## PROMPT:
Check every line of the data below for the string "xlabel", and copy the ones that hold it.

— start of MATERIALS PROVIDED —

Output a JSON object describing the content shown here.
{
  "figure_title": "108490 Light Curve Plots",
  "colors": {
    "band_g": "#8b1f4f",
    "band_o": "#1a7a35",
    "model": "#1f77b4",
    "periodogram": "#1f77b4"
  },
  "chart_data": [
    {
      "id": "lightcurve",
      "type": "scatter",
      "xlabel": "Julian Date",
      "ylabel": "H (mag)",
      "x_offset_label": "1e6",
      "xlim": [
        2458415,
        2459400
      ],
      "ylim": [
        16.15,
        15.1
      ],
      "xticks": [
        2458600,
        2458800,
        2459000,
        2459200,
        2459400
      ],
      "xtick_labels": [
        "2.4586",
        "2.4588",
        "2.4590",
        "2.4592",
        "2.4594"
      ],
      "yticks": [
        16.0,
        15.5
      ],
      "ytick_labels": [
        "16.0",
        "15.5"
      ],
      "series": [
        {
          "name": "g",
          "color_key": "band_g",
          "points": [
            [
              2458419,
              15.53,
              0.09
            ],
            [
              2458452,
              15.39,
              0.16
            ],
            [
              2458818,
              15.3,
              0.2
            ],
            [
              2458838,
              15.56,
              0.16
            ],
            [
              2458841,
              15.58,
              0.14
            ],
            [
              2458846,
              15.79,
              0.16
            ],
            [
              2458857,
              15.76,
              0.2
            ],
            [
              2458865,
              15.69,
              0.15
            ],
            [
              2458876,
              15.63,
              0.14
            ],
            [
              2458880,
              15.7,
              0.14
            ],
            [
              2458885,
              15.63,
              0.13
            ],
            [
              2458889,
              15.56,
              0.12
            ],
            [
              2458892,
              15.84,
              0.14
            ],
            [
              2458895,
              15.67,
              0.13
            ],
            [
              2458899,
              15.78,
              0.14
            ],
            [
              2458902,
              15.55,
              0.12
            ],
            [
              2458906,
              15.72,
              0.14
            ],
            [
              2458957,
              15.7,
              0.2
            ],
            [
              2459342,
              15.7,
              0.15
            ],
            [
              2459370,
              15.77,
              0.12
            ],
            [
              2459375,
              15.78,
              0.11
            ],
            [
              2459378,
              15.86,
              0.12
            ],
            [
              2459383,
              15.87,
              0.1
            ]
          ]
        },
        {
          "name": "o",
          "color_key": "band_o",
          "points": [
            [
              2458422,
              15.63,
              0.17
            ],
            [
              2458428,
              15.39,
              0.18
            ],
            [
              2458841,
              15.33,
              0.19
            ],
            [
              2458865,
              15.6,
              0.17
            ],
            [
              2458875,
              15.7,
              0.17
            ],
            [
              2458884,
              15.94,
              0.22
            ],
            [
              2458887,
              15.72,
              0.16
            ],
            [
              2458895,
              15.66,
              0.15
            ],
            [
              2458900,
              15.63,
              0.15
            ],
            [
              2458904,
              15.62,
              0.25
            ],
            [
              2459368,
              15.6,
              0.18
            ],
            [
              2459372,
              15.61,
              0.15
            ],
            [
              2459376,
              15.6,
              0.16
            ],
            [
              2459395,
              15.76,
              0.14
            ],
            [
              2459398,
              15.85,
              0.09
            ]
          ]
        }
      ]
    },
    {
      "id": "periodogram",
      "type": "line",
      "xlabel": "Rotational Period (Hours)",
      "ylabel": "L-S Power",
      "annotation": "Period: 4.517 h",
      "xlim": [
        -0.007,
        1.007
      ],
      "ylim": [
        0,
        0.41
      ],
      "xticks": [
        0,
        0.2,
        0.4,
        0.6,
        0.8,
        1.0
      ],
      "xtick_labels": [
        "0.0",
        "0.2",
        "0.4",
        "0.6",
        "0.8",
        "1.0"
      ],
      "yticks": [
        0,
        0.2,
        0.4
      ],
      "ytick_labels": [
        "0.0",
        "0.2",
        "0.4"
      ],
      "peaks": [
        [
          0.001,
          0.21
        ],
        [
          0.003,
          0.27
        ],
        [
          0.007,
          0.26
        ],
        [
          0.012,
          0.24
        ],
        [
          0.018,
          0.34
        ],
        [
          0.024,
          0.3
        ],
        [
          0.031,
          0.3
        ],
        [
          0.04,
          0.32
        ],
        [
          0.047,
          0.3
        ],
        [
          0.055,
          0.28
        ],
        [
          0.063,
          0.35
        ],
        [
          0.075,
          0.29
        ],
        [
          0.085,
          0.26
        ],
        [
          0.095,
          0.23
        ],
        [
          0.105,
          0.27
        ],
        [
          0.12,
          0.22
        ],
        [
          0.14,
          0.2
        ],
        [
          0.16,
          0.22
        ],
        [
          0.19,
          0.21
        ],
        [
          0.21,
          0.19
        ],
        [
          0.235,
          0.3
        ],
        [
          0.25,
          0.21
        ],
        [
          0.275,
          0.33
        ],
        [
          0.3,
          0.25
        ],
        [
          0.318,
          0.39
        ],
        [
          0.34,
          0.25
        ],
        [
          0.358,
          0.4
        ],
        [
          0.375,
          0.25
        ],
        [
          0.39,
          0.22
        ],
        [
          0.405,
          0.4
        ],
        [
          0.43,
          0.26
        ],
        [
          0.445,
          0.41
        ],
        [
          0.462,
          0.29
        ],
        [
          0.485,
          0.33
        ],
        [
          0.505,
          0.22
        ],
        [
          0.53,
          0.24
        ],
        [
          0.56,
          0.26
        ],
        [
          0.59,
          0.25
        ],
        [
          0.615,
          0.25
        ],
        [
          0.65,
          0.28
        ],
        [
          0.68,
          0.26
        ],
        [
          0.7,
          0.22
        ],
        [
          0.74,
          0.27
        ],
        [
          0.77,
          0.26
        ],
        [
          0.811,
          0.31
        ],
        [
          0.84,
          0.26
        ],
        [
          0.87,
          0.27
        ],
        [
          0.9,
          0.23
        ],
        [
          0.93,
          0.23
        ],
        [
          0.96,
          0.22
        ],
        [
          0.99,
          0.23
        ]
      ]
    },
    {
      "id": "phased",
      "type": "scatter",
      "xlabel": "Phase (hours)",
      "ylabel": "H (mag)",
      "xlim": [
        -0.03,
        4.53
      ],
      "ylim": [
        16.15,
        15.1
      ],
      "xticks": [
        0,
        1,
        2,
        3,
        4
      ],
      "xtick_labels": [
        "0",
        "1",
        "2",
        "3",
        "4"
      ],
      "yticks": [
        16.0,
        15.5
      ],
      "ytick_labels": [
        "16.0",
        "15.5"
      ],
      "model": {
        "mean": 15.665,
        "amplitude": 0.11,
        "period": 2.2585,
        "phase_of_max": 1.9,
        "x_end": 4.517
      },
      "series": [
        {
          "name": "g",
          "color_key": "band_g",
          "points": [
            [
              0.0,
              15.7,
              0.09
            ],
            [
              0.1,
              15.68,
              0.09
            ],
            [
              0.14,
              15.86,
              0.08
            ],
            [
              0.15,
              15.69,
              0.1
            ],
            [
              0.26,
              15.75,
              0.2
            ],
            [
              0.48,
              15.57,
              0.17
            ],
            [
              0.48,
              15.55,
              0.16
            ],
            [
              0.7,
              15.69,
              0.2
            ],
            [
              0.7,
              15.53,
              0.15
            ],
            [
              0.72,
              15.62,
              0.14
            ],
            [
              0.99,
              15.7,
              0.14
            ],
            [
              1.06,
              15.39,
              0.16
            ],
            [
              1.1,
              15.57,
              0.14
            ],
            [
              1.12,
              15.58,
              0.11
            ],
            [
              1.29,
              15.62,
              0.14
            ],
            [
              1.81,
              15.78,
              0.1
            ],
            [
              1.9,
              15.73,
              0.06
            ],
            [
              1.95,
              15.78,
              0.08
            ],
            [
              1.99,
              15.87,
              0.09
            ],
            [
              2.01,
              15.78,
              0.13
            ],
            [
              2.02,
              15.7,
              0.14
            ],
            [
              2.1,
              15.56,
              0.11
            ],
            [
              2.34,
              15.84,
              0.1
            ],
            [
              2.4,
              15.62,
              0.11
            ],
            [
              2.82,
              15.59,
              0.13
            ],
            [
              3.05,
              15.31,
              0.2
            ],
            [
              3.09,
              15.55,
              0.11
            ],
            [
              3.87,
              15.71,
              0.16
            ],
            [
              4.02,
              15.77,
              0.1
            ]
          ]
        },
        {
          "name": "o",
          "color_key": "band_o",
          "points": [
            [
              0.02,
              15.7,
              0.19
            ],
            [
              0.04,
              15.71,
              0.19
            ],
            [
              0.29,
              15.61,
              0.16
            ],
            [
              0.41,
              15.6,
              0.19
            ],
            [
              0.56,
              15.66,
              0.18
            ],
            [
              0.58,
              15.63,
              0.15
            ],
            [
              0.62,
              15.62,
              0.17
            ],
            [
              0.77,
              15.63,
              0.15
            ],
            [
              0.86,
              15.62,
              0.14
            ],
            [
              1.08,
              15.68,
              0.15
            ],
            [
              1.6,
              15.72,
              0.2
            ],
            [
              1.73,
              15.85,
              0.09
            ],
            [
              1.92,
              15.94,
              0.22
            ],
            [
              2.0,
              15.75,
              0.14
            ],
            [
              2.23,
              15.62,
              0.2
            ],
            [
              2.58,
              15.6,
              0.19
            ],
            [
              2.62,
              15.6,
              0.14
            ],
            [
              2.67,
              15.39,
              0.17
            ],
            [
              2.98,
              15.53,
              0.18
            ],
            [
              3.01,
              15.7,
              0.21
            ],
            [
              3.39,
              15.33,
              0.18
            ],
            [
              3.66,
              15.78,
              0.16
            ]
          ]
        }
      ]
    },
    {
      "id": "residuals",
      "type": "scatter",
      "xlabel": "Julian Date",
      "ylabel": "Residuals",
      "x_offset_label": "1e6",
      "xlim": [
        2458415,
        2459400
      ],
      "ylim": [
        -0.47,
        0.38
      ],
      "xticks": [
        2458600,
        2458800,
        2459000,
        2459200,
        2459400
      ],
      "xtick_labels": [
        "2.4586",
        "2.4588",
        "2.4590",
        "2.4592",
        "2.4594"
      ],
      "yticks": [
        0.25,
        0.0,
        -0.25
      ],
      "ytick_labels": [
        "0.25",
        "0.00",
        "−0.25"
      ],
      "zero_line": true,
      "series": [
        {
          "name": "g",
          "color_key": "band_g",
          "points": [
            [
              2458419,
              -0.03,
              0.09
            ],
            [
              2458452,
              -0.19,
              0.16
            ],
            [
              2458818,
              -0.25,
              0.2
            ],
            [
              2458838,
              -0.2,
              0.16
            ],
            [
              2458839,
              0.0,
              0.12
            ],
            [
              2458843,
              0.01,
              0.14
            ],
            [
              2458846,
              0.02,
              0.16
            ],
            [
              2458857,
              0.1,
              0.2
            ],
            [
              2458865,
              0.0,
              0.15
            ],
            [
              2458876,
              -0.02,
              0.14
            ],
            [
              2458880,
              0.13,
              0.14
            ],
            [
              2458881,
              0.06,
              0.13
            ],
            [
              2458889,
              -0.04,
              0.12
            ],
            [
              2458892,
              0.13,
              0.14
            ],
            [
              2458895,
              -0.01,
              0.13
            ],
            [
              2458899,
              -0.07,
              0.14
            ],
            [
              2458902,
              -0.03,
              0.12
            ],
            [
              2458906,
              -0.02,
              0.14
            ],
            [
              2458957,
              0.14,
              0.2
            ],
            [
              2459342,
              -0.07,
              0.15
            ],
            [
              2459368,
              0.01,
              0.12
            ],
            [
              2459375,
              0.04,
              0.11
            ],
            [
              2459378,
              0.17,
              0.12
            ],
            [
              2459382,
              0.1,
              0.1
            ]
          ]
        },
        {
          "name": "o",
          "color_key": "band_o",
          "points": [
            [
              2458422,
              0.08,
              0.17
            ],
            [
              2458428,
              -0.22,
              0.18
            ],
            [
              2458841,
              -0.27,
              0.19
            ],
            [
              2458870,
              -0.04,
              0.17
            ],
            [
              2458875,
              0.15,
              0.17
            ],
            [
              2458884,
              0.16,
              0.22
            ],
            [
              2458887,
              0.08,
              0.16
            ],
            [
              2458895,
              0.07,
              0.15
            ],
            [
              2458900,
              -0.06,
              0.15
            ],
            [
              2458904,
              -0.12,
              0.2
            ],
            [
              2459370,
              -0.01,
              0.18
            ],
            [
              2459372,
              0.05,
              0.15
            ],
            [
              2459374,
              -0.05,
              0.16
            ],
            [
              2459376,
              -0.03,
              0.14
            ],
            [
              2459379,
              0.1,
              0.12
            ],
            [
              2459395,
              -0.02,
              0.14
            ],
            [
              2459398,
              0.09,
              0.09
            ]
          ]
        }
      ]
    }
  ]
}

— end of MATERIALS PROVIDED —

## THE RESULT:
      "xlabel": "Julian Date",
      "xlabel": "Rotational Period (Hours)",
      "xlabel": "Phase (hours)",
      "xlabel": "Julian Date",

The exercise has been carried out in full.